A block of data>

- - - - - - -

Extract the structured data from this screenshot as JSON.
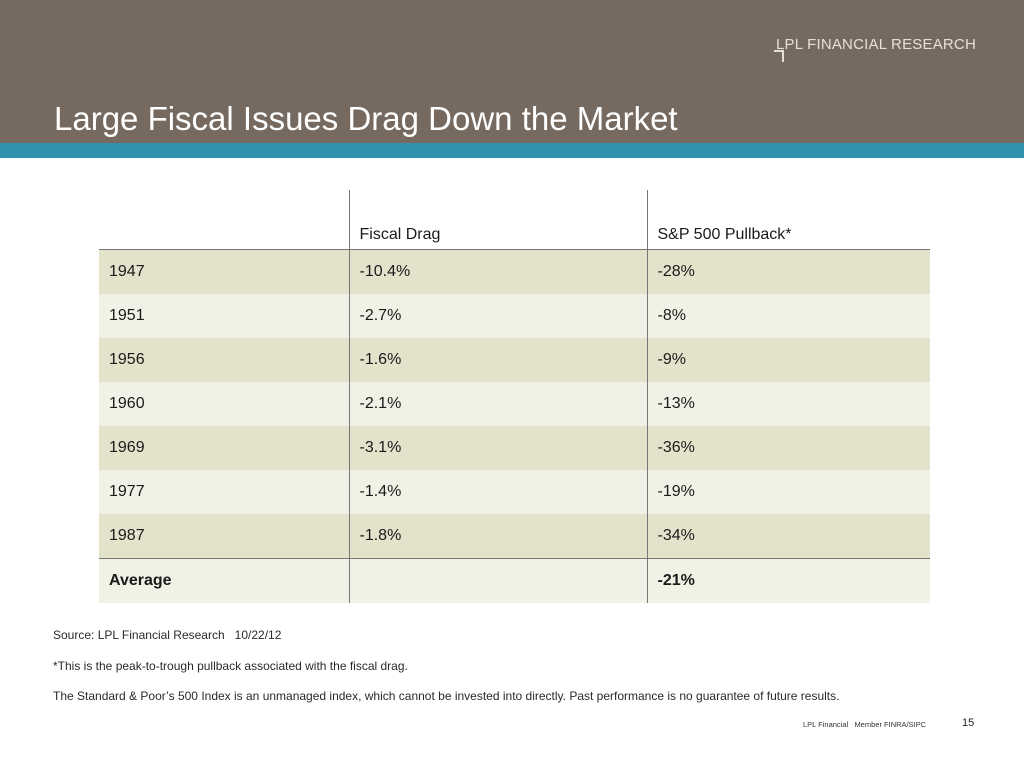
{
  "header": {
    "brand": "LPL FINANCIAL RESEARCH",
    "title": "Large Fiscal Issues Drag Down the Market",
    "colors": {
      "band": "#766a60",
      "stripe": "#2f93ae"
    }
  },
  "table": {
    "columns": [
      "",
      "Fiscal Drag",
      "S&P 500 Pullback*"
    ],
    "rows": [
      [
        "1947",
        "-10.4%",
        "-28%"
      ],
      [
        "1951",
        "-2.7%",
        "-8%"
      ],
      [
        "1956",
        "-1.6%",
        "-9%"
      ],
      [
        "1960",
        "-2.1%",
        "-13%"
      ],
      [
        "1969",
        "-3.1%",
        "-36%"
      ],
      [
        "1977",
        "-1.4%",
        "-19%"
      ],
      [
        "1987",
        "-1.8%",
        "-34%"
      ]
    ],
    "average": [
      "Average",
      "",
      "-21%"
    ]
  },
  "notes": {
    "source": "Source: LPL Financial Research",
    "date": "10/22/12",
    "footnote": "*This is the peak-to-trough pullback associated with the fiscal drag.",
    "disclaimer": "The Standard & Poor’s 500 Index is an unmanaged index, which cannot be invested into directly. Past performance is no guarantee of future results."
  },
  "footer": {
    "company": "LPL Financial",
    "member": "Member FINRA/SIPC",
    "page": "15"
  }
}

- - - - - - -

SET TASK> Your copy of the data above should match it exactly, except that pictures are left out.

PROBLEM SOLUTION>
Extract the structured data from this screenshot as JSON.
{
  "header": {
    "brand": "LPL FINANCIAL RESEARCH",
    "title": "Large Fiscal Issues Drag Down the Market",
    "colors": {
      "band": "#766a60",
      "stripe": "#2f93ae"
    }
  },
  "table": {
    "columns": [
      "",
      "Fiscal Drag",
      "S&P 500 Pullback*"
    ],
    "rows": [
      [
        "1947",
        "-10.4%",
        "-28%"
      ],
      [
        "1951",
        "-2.7%",
        "-8%"
      ],
      [
        "1956",
        "-1.6%",
        "-9%"
      ],
      [
        "1960",
        "-2.1%",
        "-13%"
      ],
      [
        "1969",
        "-3.1%",
        "-36%"
      ],
      [
        "1977",
        "-1.4%",
        "-19%"
      ],
      [
        "1987",
        "-1.8%",
        "-34%"
      ]
    ],
    "average": [
      "Average",
      "",
      "-21%"
    ]
  },
  "notes": {
    "source": "Source: LPL Financial Research",
    "date": "10/22/12",
    "footnote": "*This is the peak-to-trough pullback associated with the fiscal drag.",
    "disclaimer": "The Standard & Poor’s 500 Index is an unmanaged index, which cannot be invested into directly. Past performance is no guarantee of future results."
  },
  "footer": {
    "company": "LPL Financial",
    "member": "Member FINRA/SIPC",
    "page": "15"
  }
}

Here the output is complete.